• The input
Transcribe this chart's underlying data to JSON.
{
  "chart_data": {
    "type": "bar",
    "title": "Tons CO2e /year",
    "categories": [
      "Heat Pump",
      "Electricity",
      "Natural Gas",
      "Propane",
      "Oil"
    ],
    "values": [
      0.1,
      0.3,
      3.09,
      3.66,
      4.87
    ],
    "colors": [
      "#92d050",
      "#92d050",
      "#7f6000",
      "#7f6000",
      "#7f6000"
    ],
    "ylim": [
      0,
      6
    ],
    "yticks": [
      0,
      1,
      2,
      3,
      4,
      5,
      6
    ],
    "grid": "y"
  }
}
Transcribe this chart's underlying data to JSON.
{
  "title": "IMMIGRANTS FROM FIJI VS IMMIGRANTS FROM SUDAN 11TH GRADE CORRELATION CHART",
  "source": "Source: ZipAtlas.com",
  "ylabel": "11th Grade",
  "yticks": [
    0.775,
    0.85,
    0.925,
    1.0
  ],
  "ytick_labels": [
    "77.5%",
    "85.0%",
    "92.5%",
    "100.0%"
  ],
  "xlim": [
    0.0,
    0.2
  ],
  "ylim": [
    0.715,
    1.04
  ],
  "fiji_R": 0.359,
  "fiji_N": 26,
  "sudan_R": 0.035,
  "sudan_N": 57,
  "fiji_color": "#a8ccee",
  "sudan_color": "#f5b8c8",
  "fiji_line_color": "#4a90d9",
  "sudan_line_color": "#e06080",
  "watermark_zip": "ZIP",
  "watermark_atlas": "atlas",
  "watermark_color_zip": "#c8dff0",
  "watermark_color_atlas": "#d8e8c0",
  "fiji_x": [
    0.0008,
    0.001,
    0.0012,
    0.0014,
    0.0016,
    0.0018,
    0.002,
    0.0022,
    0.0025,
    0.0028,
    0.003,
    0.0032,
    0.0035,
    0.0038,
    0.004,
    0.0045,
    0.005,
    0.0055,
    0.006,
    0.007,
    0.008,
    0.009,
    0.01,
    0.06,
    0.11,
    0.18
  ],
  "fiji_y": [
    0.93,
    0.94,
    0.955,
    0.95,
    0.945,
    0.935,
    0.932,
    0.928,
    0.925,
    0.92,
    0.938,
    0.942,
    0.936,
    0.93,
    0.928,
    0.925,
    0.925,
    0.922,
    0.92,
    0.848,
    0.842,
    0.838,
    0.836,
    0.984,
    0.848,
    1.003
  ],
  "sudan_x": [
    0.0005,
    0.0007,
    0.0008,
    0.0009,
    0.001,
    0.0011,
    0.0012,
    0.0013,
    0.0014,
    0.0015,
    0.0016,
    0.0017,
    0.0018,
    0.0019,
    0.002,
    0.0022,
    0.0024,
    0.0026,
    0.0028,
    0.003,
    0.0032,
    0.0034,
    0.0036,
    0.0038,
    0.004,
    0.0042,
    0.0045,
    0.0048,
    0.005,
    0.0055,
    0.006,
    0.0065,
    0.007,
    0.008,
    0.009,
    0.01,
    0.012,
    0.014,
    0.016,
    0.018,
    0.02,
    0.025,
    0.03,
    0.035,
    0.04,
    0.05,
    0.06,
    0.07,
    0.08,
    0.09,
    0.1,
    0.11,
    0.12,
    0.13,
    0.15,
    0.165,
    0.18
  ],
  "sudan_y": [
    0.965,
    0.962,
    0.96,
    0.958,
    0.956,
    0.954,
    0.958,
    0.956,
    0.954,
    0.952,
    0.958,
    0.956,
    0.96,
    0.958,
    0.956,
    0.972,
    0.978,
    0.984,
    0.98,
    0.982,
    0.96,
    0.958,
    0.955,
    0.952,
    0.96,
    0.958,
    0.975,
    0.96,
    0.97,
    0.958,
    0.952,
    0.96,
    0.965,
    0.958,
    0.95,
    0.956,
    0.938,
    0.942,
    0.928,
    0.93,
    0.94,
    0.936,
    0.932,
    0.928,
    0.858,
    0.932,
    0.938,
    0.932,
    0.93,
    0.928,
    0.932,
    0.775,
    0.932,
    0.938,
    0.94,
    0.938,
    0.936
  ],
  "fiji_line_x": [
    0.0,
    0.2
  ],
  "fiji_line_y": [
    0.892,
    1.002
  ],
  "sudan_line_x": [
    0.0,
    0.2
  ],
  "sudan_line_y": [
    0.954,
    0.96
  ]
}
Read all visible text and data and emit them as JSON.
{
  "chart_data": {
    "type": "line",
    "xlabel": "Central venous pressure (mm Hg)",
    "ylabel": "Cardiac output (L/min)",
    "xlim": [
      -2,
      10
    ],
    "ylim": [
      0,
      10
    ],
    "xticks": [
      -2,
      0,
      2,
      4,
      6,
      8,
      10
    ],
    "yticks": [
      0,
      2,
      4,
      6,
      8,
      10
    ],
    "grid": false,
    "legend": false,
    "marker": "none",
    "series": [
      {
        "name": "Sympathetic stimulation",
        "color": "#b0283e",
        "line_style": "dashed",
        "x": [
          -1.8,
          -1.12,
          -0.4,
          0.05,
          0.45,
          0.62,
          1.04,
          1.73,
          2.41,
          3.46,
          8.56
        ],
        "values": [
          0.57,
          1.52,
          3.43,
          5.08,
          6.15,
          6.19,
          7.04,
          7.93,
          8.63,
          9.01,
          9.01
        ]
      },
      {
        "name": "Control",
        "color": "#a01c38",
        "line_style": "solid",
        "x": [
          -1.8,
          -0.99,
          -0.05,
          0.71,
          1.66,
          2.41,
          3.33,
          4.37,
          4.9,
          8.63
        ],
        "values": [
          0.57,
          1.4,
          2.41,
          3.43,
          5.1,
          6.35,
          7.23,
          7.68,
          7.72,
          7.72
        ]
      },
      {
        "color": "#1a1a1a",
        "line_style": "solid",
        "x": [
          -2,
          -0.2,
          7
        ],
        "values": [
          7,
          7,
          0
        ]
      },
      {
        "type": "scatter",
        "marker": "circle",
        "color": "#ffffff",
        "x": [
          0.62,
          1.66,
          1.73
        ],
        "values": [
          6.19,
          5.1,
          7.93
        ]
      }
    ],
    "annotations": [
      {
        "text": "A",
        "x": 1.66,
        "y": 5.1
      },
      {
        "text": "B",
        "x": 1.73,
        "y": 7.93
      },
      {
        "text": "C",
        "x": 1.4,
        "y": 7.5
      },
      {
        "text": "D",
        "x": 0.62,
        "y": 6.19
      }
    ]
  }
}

• Written request
Extract every record. Keep wording exact.

• Task solution
Transcribe this chart's underlying data to JSON.
{
  "chart_data": {
    "type": "bar",
    "title": "Tons CO2e /year",
    "categories": [
      "Heat Pump",
      "Electricity",
      "Natural Gas",
      "Propane",
      "Oil"
    ],
    "values": [
      0.1,
      0.3,
      3.09,
      3.66,
      4.87
    ],
    "colors": [
      "#92d050",
      "#92d050",
      "#7f6000",
      "#7f6000",
      "#7f6000"
    ],
    "ylim": [
      0,
      6
    ],
    "yticks": [
      0,
      1,
      2,
      3,
      4,
      5,
      6
    ],
    "grid": "y"
  }
}
Transcribe this chart's underlying data to JSON.
{
  "title": "IMMIGRANTS FROM FIJI VS IMMIGRANTS FROM SUDAN 11TH GRADE CORRELATION CHART",
  "source": "Source: ZipAtlas.com",
  "ylabel": "11th Grade",
  "yticks": [
    0.775,
    0.85,
    0.925,
    1.0
  ],
  "ytick_labels": [
    "77.5%",
    "85.0%",
    "92.5%",
    "100.0%"
  ],
  "xlim": [
    0.0,
    0.2
  ],
  "ylim": [
    0.715,
    1.04
  ],
  "fiji_R": 0.359,
  "fiji_N": 26,
  "sudan_R": 0.035,
  "sudan_N": 57,
  "fiji_color": "#a8ccee",
  "sudan_color": "#f5b8c8",
  "fiji_line_color": "#4a90d9",
  "sudan_line_color": "#e06080",
  "watermark_zip": "ZIP",
  "watermark_atlas": "atlas",
  "watermark_color_zip": "#c8dff0",
  "watermark_color_atlas": "#d8e8c0",
  "fiji_x": [
    0.0008,
    0.001,
    0.0012,
    0.0014,
    0.0016,
    0.0018,
    0.002,
    0.0022,
    0.0025,
    0.0028,
    0.003,
    0.0032,
    0.0035,
    0.0038,
    0.004,
    0.0045,
    0.005,
    0.0055,
    0.006,
    0.007,
    0.008,
    0.009,
    0.01,
    0.06,
    0.11,
    0.18
  ],
  "fiji_y": [
    0.93,
    0.94,
    0.955,
    0.95,
    0.945,
    0.935,
    0.932,
    0.928,
    0.925,
    0.92,
    0.938,
    0.942,
    0.936,
    0.93,
    0.928,
    0.925,
    0.925,
    0.922,
    0.92,
    0.848,
    0.842,
    0.838,
    0.836,
    0.984,
    0.848,
    1.003
  ],
  "sudan_x": [
    0.0005,
    0.0007,
    0.0008,
    0.0009,
    0.001,
    0.0011,
    0.0012,
    0.0013,
    0.0014,
    0.0015,
    0.0016,
    0.0017,
    0.0018,
    0.0019,
    0.002,
    0.0022,
    0.0024,
    0.0026,
    0.0028,
    0.003,
    0.0032,
    0.0034,
    0.0036,
    0.0038,
    0.004,
    0.0042,
    0.0045,
    0.0048,
    0.005,
    0.0055,
    0.006,
    0.0065,
    0.007,
    0.008,
    0.009,
    0.01,
    0.012,
    0.014,
    0.016,
    0.018,
    0.02,
    0.025,
    0.03,
    0.035,
    0.04,
    0.05,
    0.06,
    0.07,
    0.08,
    0.09,
    0.1,
    0.11,
    0.12,
    0.13,
    0.15,
    0.165,
    0.18
  ],
  "sudan_y": [
    0.965,
    0.962,
    0.96,
    0.958,
    0.956,
    0.954,
    0.958,
    0.956,
    0.954,
    0.952,
    0.958,
    0.956,
    0.96,
    0.958,
    0.956,
    0.972,
    0.978,
    0.984,
    0.98,
    0.982,
    0.96,
    0.958,
    0.955,
    0.952,
    0.96,
    0.958,
    0.975,
    0.96,
    0.97,
    0.958,
    0.952,
    0.96,
    0.965,
    0.958,
    0.95,
    0.956,
    0.938,
    0.942,
    0.928,
    0.93,
    0.94,
    0.936,
    0.932,
    0.928,
    0.858,
    0.932,
    0.938,
    0.932,
    0.93,
    0.928,
    0.932,
    0.775,
    0.932,
    0.938,
    0.94,
    0.938,
    0.936
  ],
  "fiji_line_x": [
    0.0,
    0.2
  ],
  "fiji_line_y": [
    0.892,
    1.002
  ],
  "sudan_line_x": [
    0.0,
    0.2
  ],
  "sudan_line_y": [
    0.954,
    0.96
  ]
}
Read all visible text and data and emit them as JSON.
{
  "chart_data": {
    "type": "line",
    "xlabel": "Central venous pressure (mm Hg)",
    "ylabel": "Cardiac output (L/min)",
    "xlim": [
      -2,
      10
    ],
    "ylim": [
      0,
      10
    ],
    "xticks": [
      -2,
      0,
      2,
      4,
      6,
      8,
      10
    ],
    "yticks": [
      0,
      2,
      4,
      6,
      8,
      10
    ],
    "grid": false,
    "legend": false,
    "marker": "none",
    "series": [
      {
        "name": "Sympathetic stimulation",
        "color": "#b0283e",
        "line_style": "dashed",
        "x": [
          -1.8,
          -1.12,
          -0.4,
          0.05,
          0.45,
          0.62,
          1.04,
          1.73,
          2.41,
          3.46,
          8.56
        ],
        "values": [
          0.57,
          1.52,
          3.43,
          5.08,
          6.15,
          6.19,
          7.04,
          7.93,
          8.63,
          9.01,
          9.01
        ]
      },
      {
        "name": "Control",
        "color": "#a01c38",
        "line_style": "solid",
        "x": [
          -1.8,
          -0.99,
          -0.05,
          0.71,
          1.66,
          2.41,
          3.33,
          4.37,
          4.9,
          8.63
        ],
        "values": [
          0.57,
          1.4,
          2.41,
          3.43,
          5.1,
          6.35,
          7.23,
          7.68,
          7.72,
          7.72
        ]
      },
      {
        "color": "#1a1a1a",
        "line_style": "solid",
        "x": [
          -2,
          -0.2,
          7
        ],
        "values": [
          7,
          7,
          0
        ]
      },
      {
        "type": "scatter",
        "marker": "circle",
        "color": "#ffffff",
        "x": [
          0.62,
          1.66,
          1.73
        ],
        "values": [
          6.19,
          5.1,
          7.93
        ]
      }
    ],
    "annotations": [
      {
        "text": "A",
        "x": 1.66,
        "y": 5.1
      },
      {
        "text": "B",
        "x": 1.73,
        "y": 7.93
      },
      {
        "text": "C",
        "x": 1.4,
        "y": 7.5
      },
      {
        "text": "D",
        "x": 0.62,
        "y": 6.19
      }
    ]
  }
}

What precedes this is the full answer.